Extract provided
Reader Comments (15)
Congratulations Jenny! A nice read. :-)
Unfortunately I was unable to read all of your article. I will have to pull it up on my large monitor.
Congratulations! A publication is a success, since it is a starting point when submitting manuscripts. I do not have any such honors yet... and I say YET very purposefully!
Thank you for you kind words of my daughter on my blog "After the Happily Ever After!" She is very sweet, and excited for her teeth to grow in.
I wanted to refer you to my official "writing" blog. It is the one that I keep up the most. The other is one I created for family and friends who live far away. I try to keep family moments updated. Feel free to keep reading it! Here is my official blog: http://waitingontheworldtochangeithinknot.blogspot.com/
have a good day! And, again, great work on being published!
@ Reuxicat ... it's a load of sentimental hogwash! But hey! A girl's gotta do ... and who can gauge the taste of editors?
@ ECC ... sorry ... I didn't scan those because I don't know how! I didn't realize people would try to actually read it! LOLOL ... I'll try to rectify that. I have seen your writing blog and scanned it, but alas haven't had time to go back to the story's beginning! I promise I will not forget to return!
Darn IT!!Hahaa...The photo won't let me enlarge it Either!! I'll bet it's Good!
I'll try my Super Size specs and do some more squinting...LOL
OR, I'll go to the bookstore and see if they carry the magazine...
Congratulations Sweetheart!!
hughugs
@ Donna ... I'm sorry! I guess I should have asked my daughter to help me scan it! I don't think you'll find Reach Out Columbia in Texas ... although, I WISH! *grin*
That's awesome, Jenny! "Contributing Writer"... I saw it with my own eyes. :)
@ Kev ... LOLOL I know ... it's a head rush! Even if ROC doesn't pay its writers, I'll take it. If one editor will publish my efforts, perhaps another one will! Supposedly there's a sucker born every minute ... *hopes*
Wow!! Thanks for going through all the trouble of getting it in this post!
It was Wonderful and so descriptive! What a sweet tribute to your "June"!!
hughugs
I tried to enlarge it, to read the editors portion but couldn't. The article is excellent though. Congratulations!
WOOOOO HOOOOOO!!!!!! Congratulations. Heady stuff, ain't it? I remember the first time I read this, it is lovely and very, um, Juney!
I could enlarge and read everything. That's probably because I have a Mac and they are superior... or so I'm told by those in the know.
We were supposed to get married on June 3rd, like my in-laws, and my grand-in-laws - but we just didn't want to wait any longer, and got married Dec. 28th instead. But we didn't take our "official going away" honeymoon until June. Don't know if that counts but I can't say I've ever regretted it.
@ Donna ... no problem, luv! Thanks for coming back!

Excerpted data
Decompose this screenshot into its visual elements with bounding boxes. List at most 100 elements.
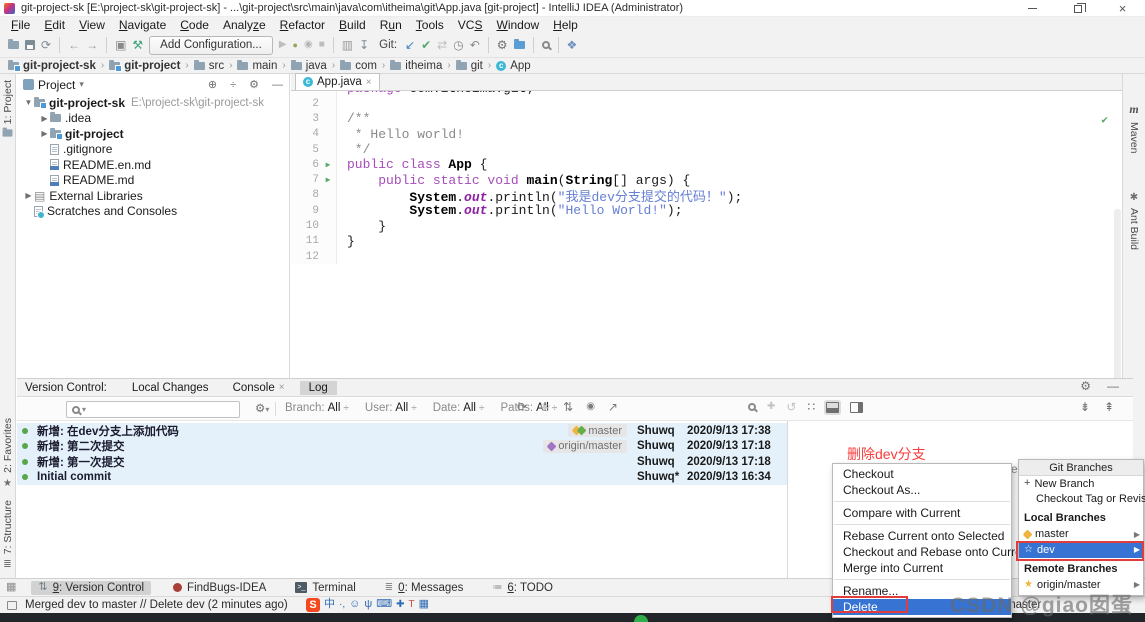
hide-panel-icon[interactable]: — [272, 79, 283, 91]
menu-item-compare-with-current[interactable]: Compare with Current [833, 505, 1011, 521]
menu-run[interactable]: Run [373, 18, 409, 32]
menu-tools[interactable]: Tools [409, 18, 451, 32]
commit-row[interactable]: 新增: 在dev分支上添加代码 master Shuwq 2020/9/13 17:3… [17, 423, 787, 439]
profiler-icon[interactable]: ▥ [342, 39, 353, 51]
crumb-git-project-sk[interactable]: git-project-sk [8, 59, 96, 72]
mic-icon[interactable]: ψ [364, 599, 372, 610]
cherry-pick-icon[interactable]: ❀ [540, 401, 550, 413]
toolbox-icon[interactable]: ✚ [396, 599, 404, 610]
code-area[interactable]: 1package com.itheima.git; 23/**4 * Hello… [291, 91, 1122, 395]
toolwindow-0-messages[interactable]: ≣ 0: Messages [378, 581, 471, 595]
tree-item-readme-md[interactable]: README.md [17, 173, 289, 189]
menu-window[interactable]: Window [489, 18, 546, 32]
chevron-down-icon[interactable]: ▼ [23, 98, 34, 107]
menu-code[interactable]: Code [173, 18, 216, 32]
filter-gear-icon[interactable]: ⚙▾ [255, 401, 269, 415]
history-icon[interactable]: ◷ [453, 39, 463, 51]
filter-date[interactable]: Date: All [433, 402, 485, 414]
stripe-item-favorites[interactable]: 2: Favorites ★ [0, 418, 15, 489]
search-icon[interactable] [748, 403, 756, 411]
sdk-icon[interactable]: ❖ [567, 39, 578, 51]
minimize-button[interactable] [1010, 0, 1055, 17]
menu-file[interactable]: File [4, 18, 37, 32]
tree-item-git-project[interactable]: ▶ git-project [17, 126, 289, 142]
chevron-right-icon[interactable]: ▶ [39, 129, 50, 138]
commit-row[interactable]: 新增: 第二次提交 origin/master Shuwq 2020/9/13 17:… [17, 438, 787, 454]
rollback-icon[interactable]: ↶ [470, 39, 480, 51]
tree-item-git-project-sk[interactable]: ▼ git-project-sk E:\project-sk\git-project… [17, 95, 289, 111]
update-project-icon[interactable]: ↙ [405, 39, 415, 51]
add-configuration-button[interactable]: Add Configuration... [149, 35, 273, 55]
menu-item-checkout-and-rebase-onto-current[interactable]: Checkout and Rebase onto Current [833, 544, 1032, 560]
toolwindow-findbugs-idea[interactable]: FindBugs-IDEA [166, 581, 273, 595]
popup-item-new-branch[interactable]: + New Branch [1019, 476, 1143, 492]
editor-scrollbar[interactable] [1114, 209, 1121, 395]
layout-right-icon[interactable] [850, 401, 864, 413]
attach-icon[interactable]: ↧ [359, 39, 369, 51]
commit-row[interactable]: Initial commit Shuwq* 2020/9/13 16:34 [17, 469, 787, 485]
menu-item-rebase-current-onto-selected[interactable]: Rebase Current onto Selected [833, 528, 1011, 544]
stripe-item-ant[interactable]: ✱ Ant Build [1123, 192, 1145, 250]
undo-icon[interactable]: ↺ [786, 401, 796, 413]
event-log-icon[interactable] [7, 601, 17, 610]
emoji-icon[interactable]: ☺ [349, 599, 360, 610]
open-icon[interactable] [8, 39, 19, 49]
log-search-input[interactable]: ▾ [66, 401, 240, 418]
crumb-java[interactable]: java [290, 59, 327, 72]
presentation-settings-icon[interactable]: ∷ [807, 401, 815, 413]
toolwindow-6-todo[interactable]: ≔ 6: TODO [485, 581, 560, 595]
menu-view[interactable]: View [72, 18, 112, 32]
stripe-item-project[interactable]: 1: Project [0, 80, 15, 137]
menu-navigate[interactable]: Navigate [112, 18, 173, 32]
save-icon[interactable] [25, 40, 35, 50]
vcs-tab-log[interactable]: Log [299, 380, 337, 395]
menu-help[interactable]: Help [546, 18, 585, 32]
toolwindow-switcher-icon[interactable]: ▦ [6, 582, 16, 593]
inspections-ok-icon[interactable]: ✔ [1101, 113, 1108, 127]
menu-analyze[interactable]: Analyze [216, 18, 273, 32]
chevron-right-icon[interactable]: ▶ [23, 191, 34, 200]
tree-item--idea[interactable]: ▶ .idea [17, 111, 289, 127]
crumb-git[interactable]: git [455, 59, 483, 72]
taskbar-green-icon[interactable] [634, 615, 648, 622]
toolwindow-9-version-control[interactable]: ⇅ 9: Version Control [31, 580, 152, 595]
build-hammer-icon[interactable]: ⚒ [132, 39, 143, 51]
stripe-item-structure[interactable]: 7: Structure ≣ [0, 500, 15, 570]
crumb-main[interactable]: main [237, 59, 277, 72]
coverage-icon[interactable]: ◉ [304, 40, 313, 50]
collapse-all-icon[interactable]: ÷ [230, 79, 236, 91]
commit-row[interactable]: 新增: 第一次提交 Shuwq 2020/9/13 17:18 [17, 454, 787, 470]
chinese-mode-icon[interactable]: 中 [324, 599, 335, 610]
crumb-git-project[interactable]: git-project [109, 59, 180, 72]
forward-icon[interactable]: → [86, 39, 98, 51]
layout-bottom-icon[interactable] [826, 401, 840, 413]
run-gutter-icon[interactable]: ▶ [319, 175, 337, 185]
search-everywhere-icon[interactable] [541, 41, 550, 49]
compare-icon[interactable]: ⇄ [437, 39, 447, 51]
tree-item--gitignore[interactable]: .gitignore [17, 142, 289, 158]
locate-file-icon[interactable]: ⊕ [208, 78, 217, 91]
project-view-selector[interactable]: Project [38, 78, 75, 92]
tree-item-scratches-and-consoles[interactable]: Scratches and Consoles [17, 204, 289, 220]
tab-app-java[interactable]: c App.java × [295, 73, 380, 90]
toolwindow-terminal[interactable]: >_ Terminal [288, 581, 362, 595]
menu-item-checkout[interactable]: Checkout [833, 466, 1011, 482]
run-gutter-icon[interactable]: ▶ [319, 160, 337, 170]
menu-build[interactable]: Build [332, 18, 373, 32]
sogou-icon[interactable]: S [306, 597, 320, 612]
vcs-tab-console[interactable]: Console × [224, 381, 294, 395]
chevron-right-icon[interactable]: ▶ [39, 114, 50, 123]
keyboard-icon[interactable]: ⌨ [376, 599, 392, 610]
sort-icon[interactable]: ⇅ [563, 401, 573, 413]
menu-item-merge-into-current[interactable]: Merge into Current [833, 560, 1011, 576]
stripe-item-maven[interactable]: m Maven [1123, 102, 1145, 154]
filter-branch[interactable]: Branch: All [285, 402, 349, 414]
menu-item-checkout-as-[interactable]: Checkout As... [833, 482, 1011, 498]
close-tab-icon[interactable]: × [366, 77, 372, 88]
crumb-src[interactable]: src [193, 59, 224, 72]
menu-edit[interactable]: Edit [37, 18, 72, 32]
filter-user[interactable]: User: All [365, 402, 417, 414]
popup-item-checkout-tag-or-revision-[interactable]: Checkout Tag or Revision... [1019, 492, 1145, 508]
tree-item-readme-en-md[interactable]: README.en.md [17, 157, 289, 173]
crumb-itheima[interactable]: itheima [390, 59, 442, 72]
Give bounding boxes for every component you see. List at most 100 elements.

To do
- A) Give each distinct name that follows an @ sign in the reader comments.
- B) List every line of the records that contains the string "view", in any letter case.

Responses in order
- A)
Reuxicat
ECC
Donna
Kev

- B)
menu-view[interactable]: View [72, 18, 112, 32]
project-view-selector[interactable]: Project [38, 78, 75, 92]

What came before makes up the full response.